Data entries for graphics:
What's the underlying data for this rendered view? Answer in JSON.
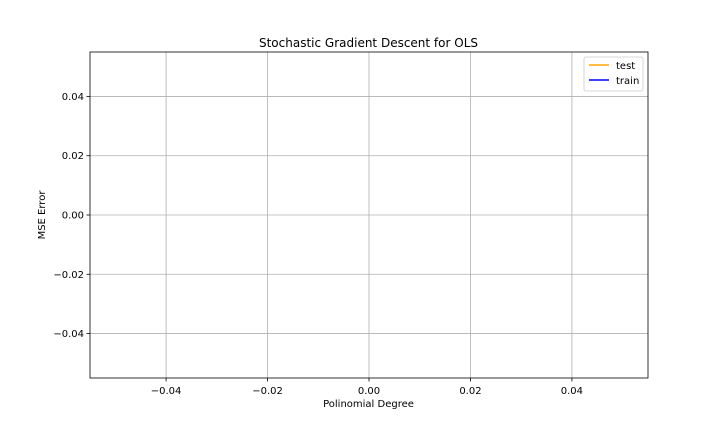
{
  "chart_data": {
    "type": "line",
    "title": "Stochastic Gradient Descent for OLS",
    "xlabel": "Polinomial Degree",
    "ylabel": "MSE Error",
    "xlim": [
      -0.055,
      0.055
    ],
    "ylim": [
      -0.055,
      0.055
    ],
    "xticks": [
      -0.04,
      -0.02,
      0.0,
      0.02,
      0.04
    ],
    "xtick_labels": [
      "−0.04",
      "−0.02",
      "0.00",
      "0.02",
      "0.04"
    ],
    "yticks": [
      -0.04,
      -0.02,
      0.0,
      0.02,
      0.04
    ],
    "ytick_labels": [
      "−0.04",
      "−0.02",
      "0.00",
      "0.02",
      "0.04"
    ],
    "grid": true,
    "legend_position": "top-right",
    "series": [
      {
        "name": "test",
        "color": "#FFA500",
        "x": [],
        "y": []
      },
      {
        "name": "train",
        "color": "#0000FF",
        "x": [],
        "y": []
      }
    ]
  }
}
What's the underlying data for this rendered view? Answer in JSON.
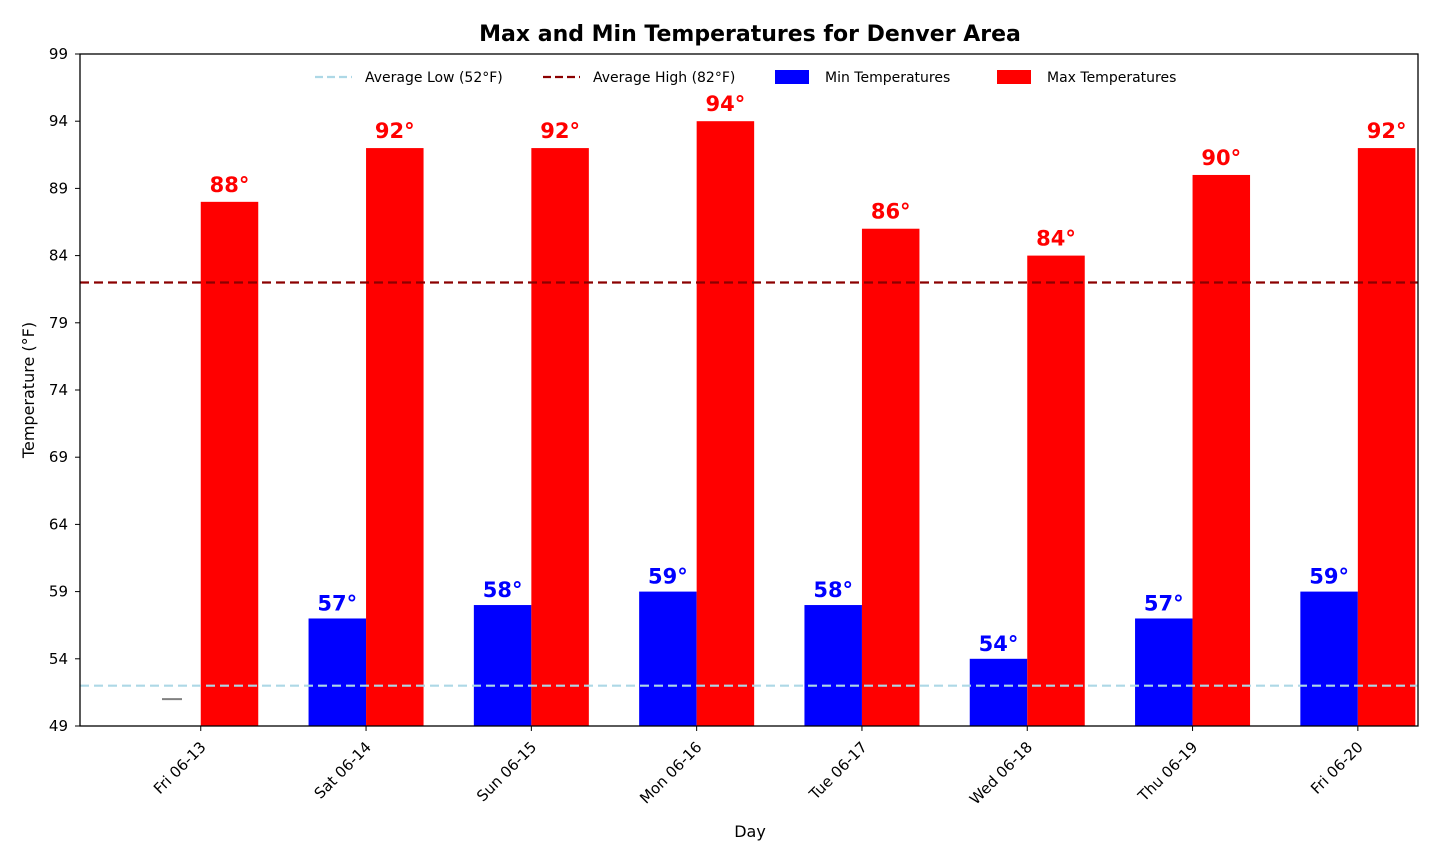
{
  "chart_data": {
    "type": "bar",
    "title": "Max and Min Temperatures for Denver Area",
    "xlabel": "Day",
    "ylabel": "Temperature (°F)",
    "ylim": [
      49,
      99
    ],
    "yticks": [
      49,
      54,
      59,
      64,
      69,
      74,
      79,
      84,
      89,
      94,
      99
    ],
    "categories": [
      "Fri 06-13",
      "Sat 06-14",
      "Sun 06-15",
      "Mon 06-16",
      "Tue 06-17",
      "Wed 06-18",
      "Thu 06-19",
      "Fri 06-20"
    ],
    "series": [
      {
        "name": "Min Temperatures",
        "color": "#0000ff",
        "values": [
          51,
          57,
          58,
          59,
          58,
          54,
          57,
          59
        ],
        "labels": [
          "",
          "57°",
          "58°",
          "59°",
          "58°",
          "54°",
          "57°",
          "59°"
        ]
      },
      {
        "name": "Max Temperatures",
        "color": "#ff0000",
        "values": [
          88,
          92,
          92,
          94,
          86,
          84,
          90,
          92
        ],
        "labels": [
          "88°",
          "92°",
          "92°",
          "94°",
          "86°",
          "84°",
          "90°",
          "92°"
        ]
      }
    ],
    "reference_lines": [
      {
        "name": "Average Low (52°F)",
        "value": 52,
        "color": "#add8e6",
        "style": "dashed"
      },
      {
        "name": "Average High (82°F)",
        "value": 82,
        "color": "#8b0000",
        "style": "dashed"
      }
    ],
    "missing_marker": {
      "category": "Fri 06-13",
      "value": 51,
      "color": "#808080"
    },
    "legend": {
      "placement": "top-center",
      "entries": [
        "Average Low (52°F)",
        "Average High (82°F)",
        "Min Temperatures",
        "Max Temperatures"
      ]
    },
    "grid": false
  }
}
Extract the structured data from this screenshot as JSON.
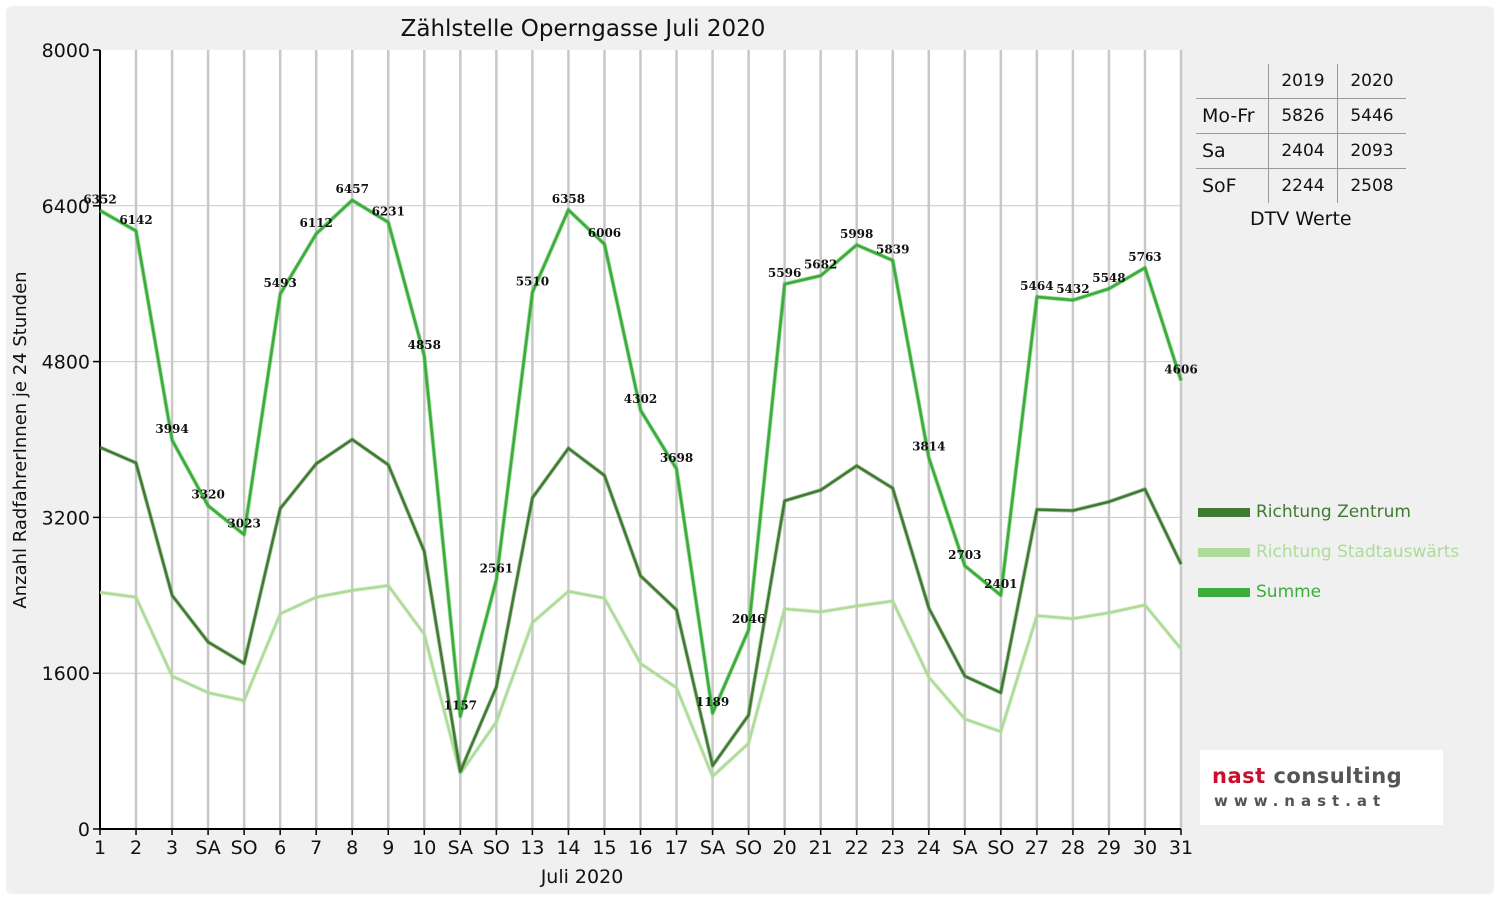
{
  "chart_data": {
    "type": "line",
    "title": "Zählstelle Operngasse Juli 2020",
    "xlabel": "Juli 2020",
    "ylabel": "Anzahl RadfahrerInnen je 24 Stunden",
    "ylim": [
      0,
      8000
    ],
    "yticks": [
      "0",
      "1600",
      "3200",
      "4800",
      "6400",
      "8000"
    ],
    "categories": [
      "1",
      "2",
      "3",
      "SA",
      "SO",
      "6",
      "7",
      "8",
      "9",
      "10",
      "SA",
      "SO",
      "13",
      "14",
      "15",
      "16",
      "17",
      "SA",
      "SO",
      "20",
      "21",
      "22",
      "23",
      "24",
      "SA",
      "SO",
      "27",
      "28",
      "29",
      "30",
      "31"
    ],
    "weekend_color": "#e00000",
    "grid": true,
    "legend_position": "right",
    "series": [
      {
        "name": "Richtung Zentrum",
        "color": "#3f7a31",
        "width": 2.4,
        "values": [
          3920,
          3760,
          2400,
          1920,
          1700,
          3290,
          3750,
          4000,
          3740,
          2850,
          590,
          1460,
          3400,
          3910,
          3630,
          2600,
          2250,
          650,
          1170,
          3370,
          3480,
          3730,
          3500,
          2270,
          1570,
          1400,
          3280,
          3270,
          3360,
          3490,
          2720
        ],
        "labels": []
      },
      {
        "name": "Richtung Stadtauswärts",
        "color": "#addc98",
        "width": 2.4,
        "values": [
          2430,
          2380,
          1570,
          1400,
          1320,
          2210,
          2380,
          2450,
          2500,
          2000,
          570,
          1100,
          2120,
          2440,
          2370,
          1700,
          1450,
          540,
          880,
          2260,
          2230,
          2290,
          2340,
          1560,
          1130,
          1000,
          2190,
          2160,
          2220,
          2300,
          1850
        ],
        "labels": []
      },
      {
        "name": "Summe",
        "color": "#3aad3a",
        "width": 2.6,
        "values": [
          6352,
          6142,
          3994,
          3320,
          3023,
          5493,
          6112,
          6457,
          6231,
          4858,
          1157,
          2561,
          5510,
          6358,
          6006,
          4302,
          3698,
          1189,
          2046,
          5596,
          5682,
          5998,
          5839,
          3814,
          2703,
          2401,
          5464,
          5432,
          5548,
          5763,
          4606
        ],
        "labels": [
          "6352",
          "6142",
          "3994",
          "3320",
          "3023",
          "5493",
          "6112",
          "6457",
          "6231",
          "4858",
          "1157",
          "2561",
          "5510",
          "6358",
          "6006",
          "4302",
          "3698",
          "1189",
          "2046",
          "5596",
          "5682",
          "5998",
          "5839",
          "3814",
          "2703",
          "2401",
          "5464",
          "5432",
          "5548",
          "5763",
          "4606"
        ]
      }
    ]
  },
  "dtv_table": {
    "headers": [
      "",
      "2019",
      "2020"
    ],
    "rows": [
      {
        "label": "Mo-Fr",
        "v2019": "5826",
        "v2020": "5446"
      },
      {
        "label": "Sa",
        "v2019": "2404",
        "v2020": "2093"
      },
      {
        "label": "SoF",
        "v2019": "2244",
        "v2020": "2508"
      }
    ],
    "caption": "DTV Werte"
  },
  "legend": [
    {
      "label": "Richtung Zentrum",
      "color": "#3f7a31"
    },
    {
      "label": "Richtung Stadtauswärts",
      "color": "#addc98"
    },
    {
      "label": "Summe",
      "color": "#3aad3a"
    }
  ],
  "logo": {
    "name_part1": "nast",
    "name_part2": " consulting",
    "url": "www.nast.at"
  }
}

**Goal of the exercise**
Skip the pictures and transcribe the rest of the records exactly.

**Expected output**
What's the underlying data for this rendered view? Answer in JSON.
{
  "chart_data": {
    "type": "line",
    "title": "Stochastic Gradient Descent for OLS",
    "xlabel": "Polinomial Degree",
    "ylabel": "MSE Error",
    "xlim": [
      -0.055,
      0.055
    ],
    "ylim": [
      -0.055,
      0.055
    ],
    "xticks": [
      -0.04,
      -0.02,
      0.0,
      0.02,
      0.04
    ],
    "xtick_labels": [
      "−0.04",
      "−0.02",
      "0.00",
      "0.02",
      "0.04"
    ],
    "yticks": [
      -0.04,
      -0.02,
      0.0,
      0.02,
      0.04
    ],
    "ytick_labels": [
      "−0.04",
      "−0.02",
      "0.00",
      "0.02",
      "0.04"
    ],
    "grid": true,
    "legend_position": "top-right",
    "series": [
      {
        "name": "test",
        "color": "#FFA500",
        "x": [],
        "y": []
      },
      {
        "name": "train",
        "color": "#0000FF",
        "x": [],
        "y": []
      }
    ]
  }
}
What's the underlying data for this rendered view? Answer in JSON.
{
  "chart_data": {
    "type": "bar",
    "title": "Max and Min Temperatures for Denver Area",
    "xlabel": "Day",
    "ylabel": "Temperature (°F)",
    "ylim": [
      49,
      99
    ],
    "yticks": [
      49,
      54,
      59,
      64,
      69,
      74,
      79,
      84,
      89,
      94,
      99
    ],
    "categories": [
      "Fri 06-13",
      "Sat 06-14",
      "Sun 06-15",
      "Mon 06-16",
      "Tue 06-17",
      "Wed 06-18",
      "Thu 06-19",
      "Fri 06-20"
    ],
    "series": [
      {
        "name": "Min Temperatures",
        "color": "#0000ff",
        "values": [
          51,
          57,
          58,
          59,
          58,
          54,
          57,
          59
        ],
        "labels": [
          "",
          "57°",
          "58°",
          "59°",
          "58°",
          "54°",
          "57°",
          "59°"
        ]
      },
      {
        "name": "Max Temperatures",
        "color": "#ff0000",
        "values": [
          88,
          92,
          92,
          94,
          86,
          84,
          90,
          92
        ],
        "labels": [
          "88°",
          "92°",
          "92°",
          "94°",
          "86°",
          "84°",
          "90°",
          "92°"
        ]
      }
    ],
    "reference_lines": [
      {
        "name": "Average Low (52°F)",
        "value": 52,
        "color": "#add8e6",
        "style": "dashed"
      },
      {
        "name": "Average High (82°F)",
        "value": 82,
        "color": "#8b0000",
        "style": "dashed"
      }
    ],
    "missing_marker": {
      "category": "Fri 06-13",
      "value": 51,
      "color": "#808080"
    },
    "legend": {
      "placement": "top-center",
      "entries": [
        "Average Low (52°F)",
        "Average High (82°F)",
        "Min Temperatures",
        "Max Temperatures"
      ]
    },
    "grid": false
  }
}
Extract the structured data from this screenshot as JSON.
{
  "chart_data": {
    "type": "line",
    "title": "Zählstelle Operngasse Juli 2020",
    "xlabel": "Juli 2020",
    "ylabel": "Anzahl RadfahrerInnen je 24 Stunden",
    "ylim": [
      0,
      8000
    ],
    "yticks": [
      "0",
      "1600",
      "3200",
      "4800",
      "6400",
      "8000"
    ],
    "categories": [
      "1",
      "2",
      "3",
      "SA",
      "SO",
      "6",
      "7",
      "8",
      "9",
      "10",
      "SA",
      "SO",
      "13",
      "14",
      "15",
      "16",
      "17",
      "SA",
      "SO",
      "20",
      "21",
      "22",
      "23",
      "24",
      "SA",
      "SO",
      "27",
      "28",
      "29",
      "30",
      "31"
    ],
    "weekend_color": "#e00000",
    "grid": true,
    "legend_position": "right",
    "series": [
      {
        "name": "Richtung Zentrum",
        "color": "#3f7a31",
        "width": 2.4,
        "values": [
          3920,
          3760,
          2400,
          1920,
          1700,
          3290,
          3750,
          4000,
          3740,
          2850,
          590,
          1460,
          3400,
          3910,
          3630,
          2600,
          2250,
          650,
          1170,
          3370,
          3480,
          3730,
          3500,
          2270,
          1570,
          1400,
          3280,
          3270,
          3360,
          3490,
          2720
        ],
        "labels": []
      },
      {
        "name": "Richtung Stadtauswärts",
        "color": "#addc98",
        "width": 2.4,
        "values": [
          2430,
          2380,
          1570,
          1400,
          1320,
          2210,
          2380,
          2450,
          2500,
          2000,
          570,
          1100,
          2120,
          2440,
          2370,
          1700,
          1450,
          540,
          880,
          2260,
          2230,
          2290,
          2340,
          1560,
          1130,
          1000,
          2190,
          2160,
          2220,
          2300,
          1850
        ],
        "labels": []
      },
      {
        "name": "Summe",
        "color": "#3aad3a",
        "width": 2.6,
        "values": [
          6352,
          6142,
          3994,
          3320,
          3023,
          5493,
          6112,
          6457,
          6231,
          4858,
          1157,
          2561,
          5510,
          6358,
          6006,
          4302,
          3698,
          1189,
          2046,
          5596,
          5682,
          5998,
          5839,
          3814,
          2703,
          2401,
          5464,
          5432,
          5548,
          5763,
          4606
        ],
        "labels": [
          "6352",
          "6142",
          "3994",
          "3320",
          "3023",
          "5493",
          "6112",
          "6457",
          "6231",
          "4858",
          "1157",
          "2561",
          "5510",
          "6358",
          "6006",
          "4302",
          "3698",
          "1189",
          "2046",
          "5596",
          "5682",
          "5998",
          "5839",
          "3814",
          "2703",
          "2401",
          "5464",
          "5432",
          "5548",
          "5763",
          "4606"
        ]
      }
    ]
  },
  "dtv_table": {
    "headers": [
      "",
      "2019",
      "2020"
    ],
    "rows": [
      {
        "label": "Mo-Fr",
        "v2019": "5826",
        "v2020": "5446"
      },
      {
        "label": "Sa",
        "v2019": "2404",
        "v2020": "2093"
      },
      {
        "label": "SoF",
        "v2019": "2244",
        "v2020": "2508"
      }
    ],
    "caption": "DTV Werte"
  },
  "legend": [
    {
      "label": "Richtung Zentrum",
      "color": "#3f7a31"
    },
    {
      "label": "Richtung Stadtauswärts",
      "color": "#addc98"
    },
    {
      "label": "Summe",
      "color": "#3aad3a"
    }
  ],
  "logo": {
    "name_part1": "nast",
    "name_part2": " consulting",
    "url": "www.nast.at"
  }
}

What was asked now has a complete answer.